Exercise objective
Write out the material again word for word, dropping any images it holds.

Material to process
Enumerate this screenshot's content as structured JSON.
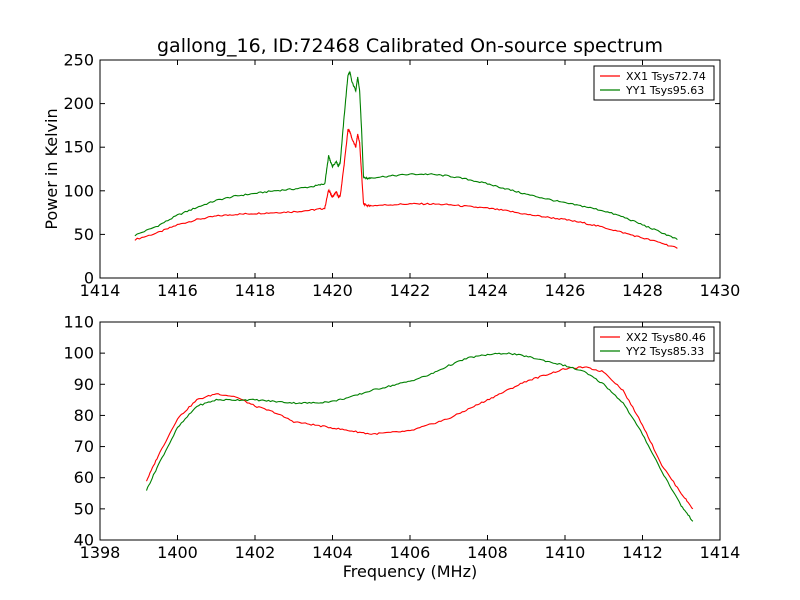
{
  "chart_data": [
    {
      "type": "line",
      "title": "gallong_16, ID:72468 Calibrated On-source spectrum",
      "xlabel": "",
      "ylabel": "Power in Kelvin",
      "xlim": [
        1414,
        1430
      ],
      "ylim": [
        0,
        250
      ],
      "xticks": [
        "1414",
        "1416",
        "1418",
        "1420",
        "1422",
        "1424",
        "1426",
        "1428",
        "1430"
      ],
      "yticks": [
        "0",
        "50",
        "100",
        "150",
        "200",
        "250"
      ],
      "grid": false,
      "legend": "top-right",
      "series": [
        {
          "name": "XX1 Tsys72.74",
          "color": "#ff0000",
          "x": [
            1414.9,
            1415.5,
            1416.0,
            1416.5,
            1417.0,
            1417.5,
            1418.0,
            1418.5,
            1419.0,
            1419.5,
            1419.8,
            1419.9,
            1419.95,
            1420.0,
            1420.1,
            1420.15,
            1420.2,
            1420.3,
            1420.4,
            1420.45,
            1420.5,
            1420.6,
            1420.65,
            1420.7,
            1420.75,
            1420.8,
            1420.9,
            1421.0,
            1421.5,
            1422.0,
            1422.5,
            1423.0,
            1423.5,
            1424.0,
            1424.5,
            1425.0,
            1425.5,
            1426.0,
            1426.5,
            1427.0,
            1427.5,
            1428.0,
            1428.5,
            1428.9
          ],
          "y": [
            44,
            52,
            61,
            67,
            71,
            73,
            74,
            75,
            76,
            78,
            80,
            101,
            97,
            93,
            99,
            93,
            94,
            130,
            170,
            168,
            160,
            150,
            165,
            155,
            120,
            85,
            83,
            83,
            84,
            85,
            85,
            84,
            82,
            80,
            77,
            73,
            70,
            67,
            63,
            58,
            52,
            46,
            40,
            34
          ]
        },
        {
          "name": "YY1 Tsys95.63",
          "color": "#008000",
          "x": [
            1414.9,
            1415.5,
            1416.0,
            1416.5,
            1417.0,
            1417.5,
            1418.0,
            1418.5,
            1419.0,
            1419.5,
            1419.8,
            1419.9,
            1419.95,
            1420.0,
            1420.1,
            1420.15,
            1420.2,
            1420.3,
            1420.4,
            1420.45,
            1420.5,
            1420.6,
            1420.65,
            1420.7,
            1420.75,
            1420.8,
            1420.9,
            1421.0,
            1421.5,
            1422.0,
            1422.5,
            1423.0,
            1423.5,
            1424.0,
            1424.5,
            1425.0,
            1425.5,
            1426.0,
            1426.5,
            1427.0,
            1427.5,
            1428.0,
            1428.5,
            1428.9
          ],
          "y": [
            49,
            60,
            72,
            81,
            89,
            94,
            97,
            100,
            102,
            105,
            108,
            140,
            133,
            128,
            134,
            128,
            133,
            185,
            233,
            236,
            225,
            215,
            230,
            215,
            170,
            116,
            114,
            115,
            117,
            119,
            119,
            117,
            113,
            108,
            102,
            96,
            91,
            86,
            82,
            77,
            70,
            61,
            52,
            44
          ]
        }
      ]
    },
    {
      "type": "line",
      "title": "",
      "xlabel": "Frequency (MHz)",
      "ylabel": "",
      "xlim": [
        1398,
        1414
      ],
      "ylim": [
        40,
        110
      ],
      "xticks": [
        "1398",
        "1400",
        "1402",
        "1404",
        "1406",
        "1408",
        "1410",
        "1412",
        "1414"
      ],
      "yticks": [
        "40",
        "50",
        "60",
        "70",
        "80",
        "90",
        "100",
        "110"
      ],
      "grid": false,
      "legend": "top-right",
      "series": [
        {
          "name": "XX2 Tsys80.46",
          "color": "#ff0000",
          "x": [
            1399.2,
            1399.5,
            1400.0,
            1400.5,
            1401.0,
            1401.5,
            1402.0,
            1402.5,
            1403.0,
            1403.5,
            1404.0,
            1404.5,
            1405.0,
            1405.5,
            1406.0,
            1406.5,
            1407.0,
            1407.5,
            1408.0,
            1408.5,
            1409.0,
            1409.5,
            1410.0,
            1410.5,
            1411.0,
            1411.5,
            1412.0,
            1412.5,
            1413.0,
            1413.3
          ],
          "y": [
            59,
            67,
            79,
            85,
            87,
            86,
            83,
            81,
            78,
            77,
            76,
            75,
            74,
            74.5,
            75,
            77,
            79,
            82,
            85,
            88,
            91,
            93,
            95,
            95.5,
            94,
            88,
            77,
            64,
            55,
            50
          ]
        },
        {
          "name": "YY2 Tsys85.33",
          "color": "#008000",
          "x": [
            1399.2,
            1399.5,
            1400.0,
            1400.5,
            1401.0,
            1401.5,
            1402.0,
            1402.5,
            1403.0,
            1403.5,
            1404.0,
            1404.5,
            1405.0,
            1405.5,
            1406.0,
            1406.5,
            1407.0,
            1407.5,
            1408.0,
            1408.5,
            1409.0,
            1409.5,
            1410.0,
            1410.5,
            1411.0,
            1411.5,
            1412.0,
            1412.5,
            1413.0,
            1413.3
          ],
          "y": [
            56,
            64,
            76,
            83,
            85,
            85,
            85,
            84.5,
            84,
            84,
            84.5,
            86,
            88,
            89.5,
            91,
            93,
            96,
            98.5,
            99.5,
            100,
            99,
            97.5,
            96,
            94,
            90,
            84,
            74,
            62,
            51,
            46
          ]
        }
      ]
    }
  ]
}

Exercise solution
Enumerate this screenshot's content as structured JSON.
{
  "chart_data": [
    {
      "type": "line",
      "title": "gallong_16, ID:72468 Calibrated On-source spectrum",
      "xlabel": "",
      "ylabel": "Power in Kelvin",
      "xlim": [
        1414,
        1430
      ],
      "ylim": [
        0,
        250
      ],
      "xticks": [
        "1414",
        "1416",
        "1418",
        "1420",
        "1422",
        "1424",
        "1426",
        "1428",
        "1430"
      ],
      "yticks": [
        "0",
        "50",
        "100",
        "150",
        "200",
        "250"
      ],
      "grid": false,
      "legend": "top-right",
      "series": [
        {
          "name": "XX1 Tsys72.74",
          "color": "#ff0000",
          "x": [
            1414.9,
            1415.5,
            1416.0,
            1416.5,
            1417.0,
            1417.5,
            1418.0,
            1418.5,
            1419.0,
            1419.5,
            1419.8,
            1419.9,
            1419.95,
            1420.0,
            1420.1,
            1420.15,
            1420.2,
            1420.3,
            1420.4,
            1420.45,
            1420.5,
            1420.6,
            1420.65,
            1420.7,
            1420.75,
            1420.8,
            1420.9,
            1421.0,
            1421.5,
            1422.0,
            1422.5,
            1423.0,
            1423.5,
            1424.0,
            1424.5,
            1425.0,
            1425.5,
            1426.0,
            1426.5,
            1427.0,
            1427.5,
            1428.0,
            1428.5,
            1428.9
          ],
          "y": [
            44,
            52,
            61,
            67,
            71,
            73,
            74,
            75,
            76,
            78,
            80,
            101,
            97,
            93,
            99,
            93,
            94,
            130,
            170,
            168,
            160,
            150,
            165,
            155,
            120,
            85,
            83,
            83,
            84,
            85,
            85,
            84,
            82,
            80,
            77,
            73,
            70,
            67,
            63,
            58,
            52,
            46,
            40,
            34
          ]
        },
        {
          "name": "YY1 Tsys95.63",
          "color": "#008000",
          "x": [
            1414.9,
            1415.5,
            1416.0,
            1416.5,
            1417.0,
            1417.5,
            1418.0,
            1418.5,
            1419.0,
            1419.5,
            1419.8,
            1419.9,
            1419.95,
            1420.0,
            1420.1,
            1420.15,
            1420.2,
            1420.3,
            1420.4,
            1420.45,
            1420.5,
            1420.6,
            1420.65,
            1420.7,
            1420.75,
            1420.8,
            1420.9,
            1421.0,
            1421.5,
            1422.0,
            1422.5,
            1423.0,
            1423.5,
            1424.0,
            1424.5,
            1425.0,
            1425.5,
            1426.0,
            1426.5,
            1427.0,
            1427.5,
            1428.0,
            1428.5,
            1428.9
          ],
          "y": [
            49,
            60,
            72,
            81,
            89,
            94,
            97,
            100,
            102,
            105,
            108,
            140,
            133,
            128,
            134,
            128,
            133,
            185,
            233,
            236,
            225,
            215,
            230,
            215,
            170,
            116,
            114,
            115,
            117,
            119,
            119,
            117,
            113,
            108,
            102,
            96,
            91,
            86,
            82,
            77,
            70,
            61,
            52,
            44
          ]
        }
      ]
    },
    {
      "type": "line",
      "title": "",
      "xlabel": "Frequency (MHz)",
      "ylabel": "",
      "xlim": [
        1398,
        1414
      ],
      "ylim": [
        40,
        110
      ],
      "xticks": [
        "1398",
        "1400",
        "1402",
        "1404",
        "1406",
        "1408",
        "1410",
        "1412",
        "1414"
      ],
      "yticks": [
        "40",
        "50",
        "60",
        "70",
        "80",
        "90",
        "100",
        "110"
      ],
      "grid": false,
      "legend": "top-right",
      "series": [
        {
          "name": "XX2 Tsys80.46",
          "color": "#ff0000",
          "x": [
            1399.2,
            1399.5,
            1400.0,
            1400.5,
            1401.0,
            1401.5,
            1402.0,
            1402.5,
            1403.0,
            1403.5,
            1404.0,
            1404.5,
            1405.0,
            1405.5,
            1406.0,
            1406.5,
            1407.0,
            1407.5,
            1408.0,
            1408.5,
            1409.0,
            1409.5,
            1410.0,
            1410.5,
            1411.0,
            1411.5,
            1412.0,
            1412.5,
            1413.0,
            1413.3
          ],
          "y": [
            59,
            67,
            79,
            85,
            87,
            86,
            83,
            81,
            78,
            77,
            76,
            75,
            74,
            74.5,
            75,
            77,
            79,
            82,
            85,
            88,
            91,
            93,
            95,
            95.5,
            94,
            88,
            77,
            64,
            55,
            50
          ]
        },
        {
          "name": "YY2 Tsys85.33",
          "color": "#008000",
          "x": [
            1399.2,
            1399.5,
            1400.0,
            1400.5,
            1401.0,
            1401.5,
            1402.0,
            1402.5,
            1403.0,
            1403.5,
            1404.0,
            1404.5,
            1405.0,
            1405.5,
            1406.0,
            1406.5,
            1407.0,
            1407.5,
            1408.0,
            1408.5,
            1409.0,
            1409.5,
            1410.0,
            1410.5,
            1411.0,
            1411.5,
            1412.0,
            1412.5,
            1413.0,
            1413.3
          ],
          "y": [
            56,
            64,
            76,
            83,
            85,
            85,
            85,
            84.5,
            84,
            84,
            84.5,
            86,
            88,
            89.5,
            91,
            93,
            96,
            98.5,
            99.5,
            100,
            99,
            97.5,
            96,
            94,
            90,
            84,
            74,
            62,
            51,
            46
          ]
        }
      ]
    }
  ]
}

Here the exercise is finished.